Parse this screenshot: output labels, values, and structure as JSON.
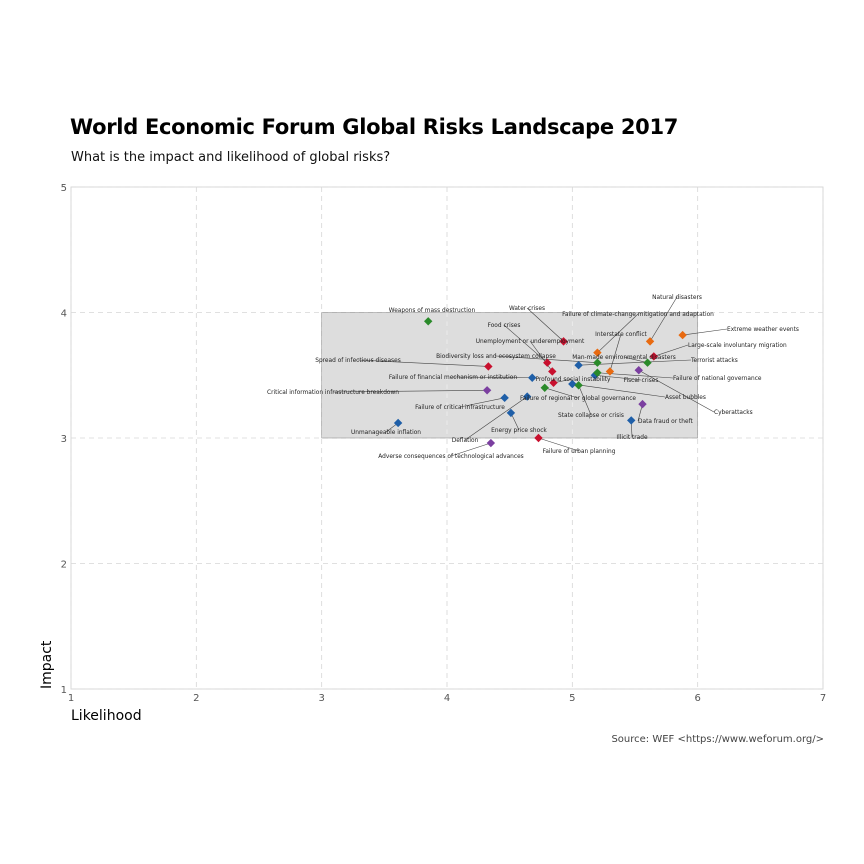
{
  "chart_data": {
    "type": "scatter",
    "title": "World Economic Forum Global Risks Landscape 2017",
    "subtitle": "What is the impact and likelihood of global risks?",
    "xlabel": "Likelihood",
    "ylabel": "Impact",
    "caption": "Source: WEF <https://www.weforum.org/>",
    "xlim": [
      1,
      7
    ],
    "ylim": [
      1,
      5
    ],
    "xticks": [
      "1",
      "2",
      "3",
      "4",
      "5",
      "6",
      "7"
    ],
    "yticks": [
      "1",
      "2",
      "3",
      "4",
      "5"
    ],
    "grid": true,
    "highlight_region": {
      "x": [
        3,
        6
      ],
      "y": [
        3,
        4
      ]
    },
    "colors": {
      "economic": "#1f5fa8",
      "environmental": "#2a8a2a",
      "geopolitical": "#c8102e",
      "societal": "#e86a10",
      "technological": "#7b3fa0"
    },
    "points": [
      {
        "label": "Weapons of mass destruction",
        "x": 3.85,
        "y": 3.93,
        "color": "#2a8a2a"
      },
      {
        "label": "Water crises",
        "x": 4.93,
        "y": 3.77,
        "color": "#c8102e"
      },
      {
        "label": "Natural disasters",
        "x": 5.62,
        "y": 3.77,
        "color": "#e86a10"
      },
      {
        "label": "Failure of climate-change mitigation and adaptation",
        "x": 5.2,
        "y": 3.68,
        "color": "#e86a10"
      },
      {
        "label": "Extreme weather events",
        "x": 5.88,
        "y": 3.82,
        "color": "#e86a10"
      },
      {
        "label": "Food crises",
        "x": 4.8,
        "y": 3.6,
        "color": "#c8102e"
      },
      {
        "label": "Interstate conflict",
        "x": 5.3,
        "y": 3.53,
        "color": "#e86a10"
      },
      {
        "label": "Unemployment or underemployment",
        "x": 4.84,
        "y": 3.53,
        "color": "#c8102e"
      },
      {
        "label": "Large-scale involuntary migration",
        "x": 5.65,
        "y": 3.65,
        "color": "#c8102e"
      },
      {
        "label": "Spread of infectious diseases",
        "x": 4.33,
        "y": 3.57,
        "color": "#c8102e"
      },
      {
        "label": "Biodiversity loss and ecosystem collapse",
        "x": 5.2,
        "y": 3.6,
        "color": "#2a8a2a"
      },
      {
        "label": "Man-made environmental disasters",
        "x": 5.6,
        "y": 3.6,
        "color": "#2a8a2a"
      },
      {
        "label": "Terrorist attacks",
        "x": 5.05,
        "y": 3.58,
        "color": "#1f5fa8"
      },
      {
        "label": "Failure of financial mechanism or institution",
        "x": 4.68,
        "y": 3.48,
        "color": "#1f5fa8"
      },
      {
        "label": "Profound social instability",
        "x": 4.85,
        "y": 3.44,
        "color": "#c8102e"
      },
      {
        "label": "Fiscal crises",
        "x": 5.18,
        "y": 3.5,
        "color": "#1f5fa8"
      },
      {
        "label": "Failure of national governance",
        "x": 5.2,
        "y": 3.52,
        "color": "#2a8a2a"
      },
      {
        "label": "Critical information infrastructure breakdown",
        "x": 4.32,
        "y": 3.38,
        "color": "#7b3fa0"
      },
      {
        "label": "Asset bubbles",
        "x": 5.0,
        "y": 3.43,
        "color": "#1f5fa8"
      },
      {
        "label": "Failure of regional or global governance",
        "x": 4.78,
        "y": 3.4,
        "color": "#2a8a2a"
      },
      {
        "label": "Cyberattacks",
        "x": 5.53,
        "y": 3.54,
        "color": "#7b3fa0"
      },
      {
        "label": "Failure of critical infrastructure",
        "x": 4.46,
        "y": 3.32,
        "color": "#1f5fa8"
      },
      {
        "label": "State collapse or crisis",
        "x": 5.05,
        "y": 3.42,
        "color": "#2a8a2a"
      },
      {
        "label": "Data fraud or theft",
        "x": 5.56,
        "y": 3.27,
        "color": "#7b3fa0"
      },
      {
        "label": "Energy price shock",
        "x": 4.51,
        "y": 3.2,
        "color": "#1f5fa8"
      },
      {
        "label": "Illicit trade",
        "x": 5.47,
        "y": 3.14,
        "color": "#1f5fa8"
      },
      {
        "label": "Unmanageable inflation",
        "x": 3.61,
        "y": 3.12,
        "color": "#1f5fa8"
      },
      {
        "label": "Deflation",
        "x": 4.64,
        "y": 3.33,
        "color": "#1f5fa8"
      },
      {
        "label": "Failure of urban planning",
        "x": 4.73,
        "y": 3.0,
        "color": "#c8102e"
      },
      {
        "label": "Adverse consequences of technological advances",
        "x": 4.35,
        "y": 2.96,
        "color": "#7b3fa0"
      }
    ]
  }
}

=======

■ What this task involves
Look through the lines above and collect those with the word "crises".

■ Solution for this problem
        "label": "Water crises",
        "label": "Food crises",
        "label": "Fiscal crises",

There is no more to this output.